— BEGIN —
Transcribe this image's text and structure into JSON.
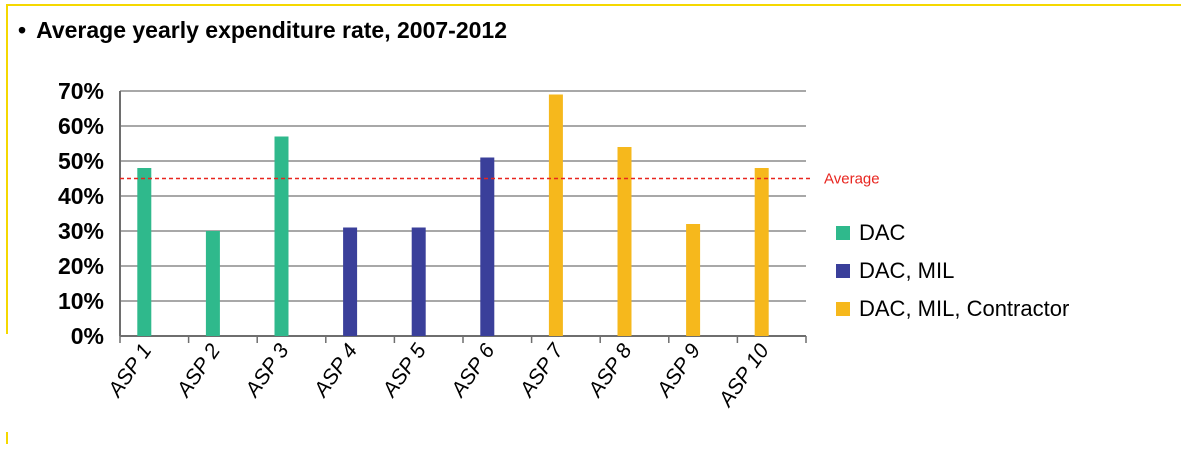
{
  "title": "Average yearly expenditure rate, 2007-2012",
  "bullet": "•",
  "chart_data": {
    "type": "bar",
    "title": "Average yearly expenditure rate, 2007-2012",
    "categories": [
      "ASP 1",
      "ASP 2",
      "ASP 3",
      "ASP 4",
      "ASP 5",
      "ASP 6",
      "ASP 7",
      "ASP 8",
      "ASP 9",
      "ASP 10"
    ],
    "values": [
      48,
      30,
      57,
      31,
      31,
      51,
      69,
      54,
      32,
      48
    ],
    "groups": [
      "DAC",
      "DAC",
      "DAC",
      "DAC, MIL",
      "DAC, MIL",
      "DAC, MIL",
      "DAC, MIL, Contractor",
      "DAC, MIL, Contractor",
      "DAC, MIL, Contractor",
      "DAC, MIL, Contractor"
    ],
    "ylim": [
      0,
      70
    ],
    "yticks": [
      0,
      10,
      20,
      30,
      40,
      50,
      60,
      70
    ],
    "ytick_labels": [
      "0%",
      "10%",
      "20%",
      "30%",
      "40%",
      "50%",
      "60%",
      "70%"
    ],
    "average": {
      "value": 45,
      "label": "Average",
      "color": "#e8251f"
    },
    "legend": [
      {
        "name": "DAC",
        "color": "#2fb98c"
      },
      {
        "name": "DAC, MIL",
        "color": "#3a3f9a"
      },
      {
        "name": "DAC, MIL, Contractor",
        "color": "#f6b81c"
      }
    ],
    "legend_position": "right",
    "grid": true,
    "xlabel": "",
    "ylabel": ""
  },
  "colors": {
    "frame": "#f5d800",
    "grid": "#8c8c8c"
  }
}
— END —
— BEGIN —
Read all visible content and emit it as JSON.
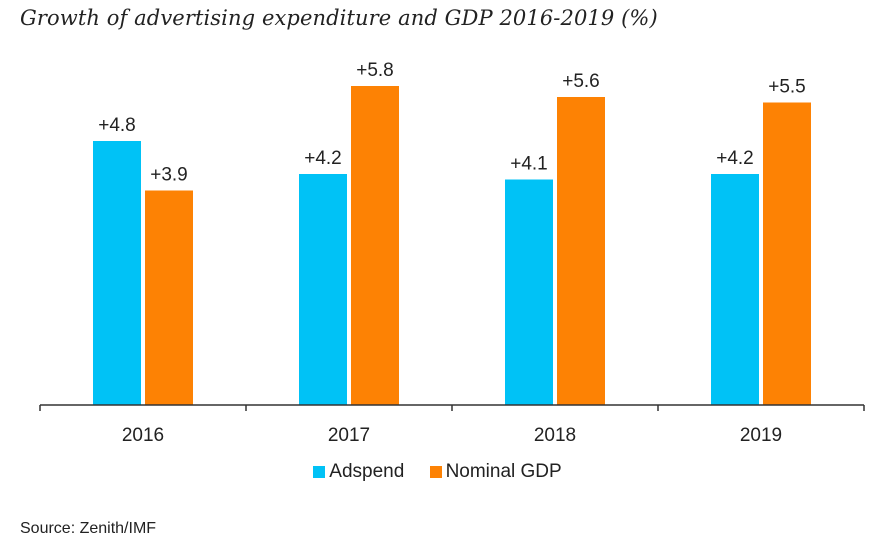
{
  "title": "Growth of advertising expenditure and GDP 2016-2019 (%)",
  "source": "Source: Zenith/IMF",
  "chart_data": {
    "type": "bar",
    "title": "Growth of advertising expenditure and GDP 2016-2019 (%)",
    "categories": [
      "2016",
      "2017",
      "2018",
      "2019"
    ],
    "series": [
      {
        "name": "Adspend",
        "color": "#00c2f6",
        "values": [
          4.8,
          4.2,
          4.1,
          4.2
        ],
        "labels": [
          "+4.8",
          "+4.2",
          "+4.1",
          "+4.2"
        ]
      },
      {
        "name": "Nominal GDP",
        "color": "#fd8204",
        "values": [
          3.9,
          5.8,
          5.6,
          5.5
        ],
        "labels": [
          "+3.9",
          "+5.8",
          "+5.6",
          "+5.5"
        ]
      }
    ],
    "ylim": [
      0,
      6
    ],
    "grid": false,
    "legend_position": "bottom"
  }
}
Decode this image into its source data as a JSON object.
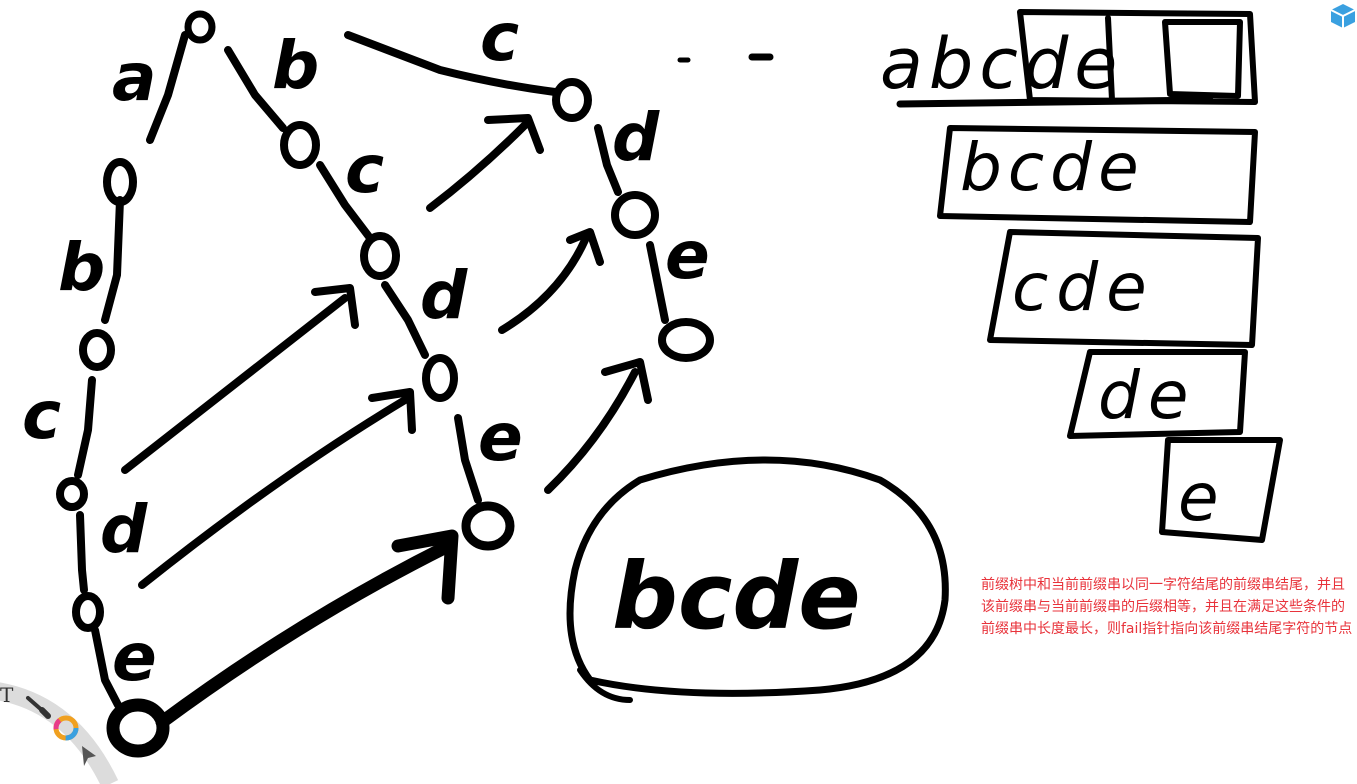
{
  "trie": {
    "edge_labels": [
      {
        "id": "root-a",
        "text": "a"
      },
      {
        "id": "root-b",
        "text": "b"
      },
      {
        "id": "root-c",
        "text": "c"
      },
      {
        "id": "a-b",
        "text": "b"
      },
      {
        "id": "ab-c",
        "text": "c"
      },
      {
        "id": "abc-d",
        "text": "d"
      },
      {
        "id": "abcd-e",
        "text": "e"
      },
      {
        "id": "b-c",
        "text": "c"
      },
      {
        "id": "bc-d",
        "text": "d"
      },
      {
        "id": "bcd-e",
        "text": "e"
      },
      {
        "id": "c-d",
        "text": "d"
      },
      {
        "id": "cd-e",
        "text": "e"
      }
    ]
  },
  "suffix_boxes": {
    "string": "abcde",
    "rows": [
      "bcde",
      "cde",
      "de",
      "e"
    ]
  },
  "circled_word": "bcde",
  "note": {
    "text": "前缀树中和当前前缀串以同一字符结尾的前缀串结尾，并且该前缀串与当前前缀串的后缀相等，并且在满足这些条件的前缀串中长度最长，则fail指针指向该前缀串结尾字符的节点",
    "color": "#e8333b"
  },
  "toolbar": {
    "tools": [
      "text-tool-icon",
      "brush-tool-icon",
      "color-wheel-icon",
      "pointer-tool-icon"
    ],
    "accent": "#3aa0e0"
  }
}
— END —
— BEGIN —
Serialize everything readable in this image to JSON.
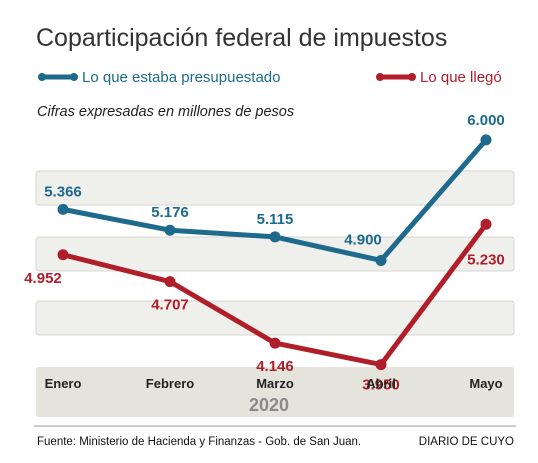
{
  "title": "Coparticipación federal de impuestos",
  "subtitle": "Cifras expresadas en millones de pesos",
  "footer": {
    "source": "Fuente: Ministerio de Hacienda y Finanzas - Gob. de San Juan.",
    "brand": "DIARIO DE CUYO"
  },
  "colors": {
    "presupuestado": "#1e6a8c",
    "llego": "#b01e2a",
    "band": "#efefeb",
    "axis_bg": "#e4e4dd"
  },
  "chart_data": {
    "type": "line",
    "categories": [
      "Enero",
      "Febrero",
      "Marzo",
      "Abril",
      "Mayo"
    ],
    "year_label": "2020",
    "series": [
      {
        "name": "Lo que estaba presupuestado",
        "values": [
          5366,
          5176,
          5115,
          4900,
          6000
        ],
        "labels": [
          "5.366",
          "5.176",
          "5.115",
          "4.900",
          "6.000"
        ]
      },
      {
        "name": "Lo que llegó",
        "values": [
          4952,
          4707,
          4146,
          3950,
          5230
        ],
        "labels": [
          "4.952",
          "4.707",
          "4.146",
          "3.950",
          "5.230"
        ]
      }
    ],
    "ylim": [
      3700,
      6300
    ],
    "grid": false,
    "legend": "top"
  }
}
— END —
▶ **Problem to work on**:
Locate each line containing the string "name" and show it.

▶ **Output below**:
        "name": "DAC",
        "name": "DAC, MIL",
        "name": "DAC, MIL, Contractor",
        "name": "Adspend",
        "name": "Nominal GDP",
        "name": "Lo que estaba presupuestado",
        "name": "Lo que llegó",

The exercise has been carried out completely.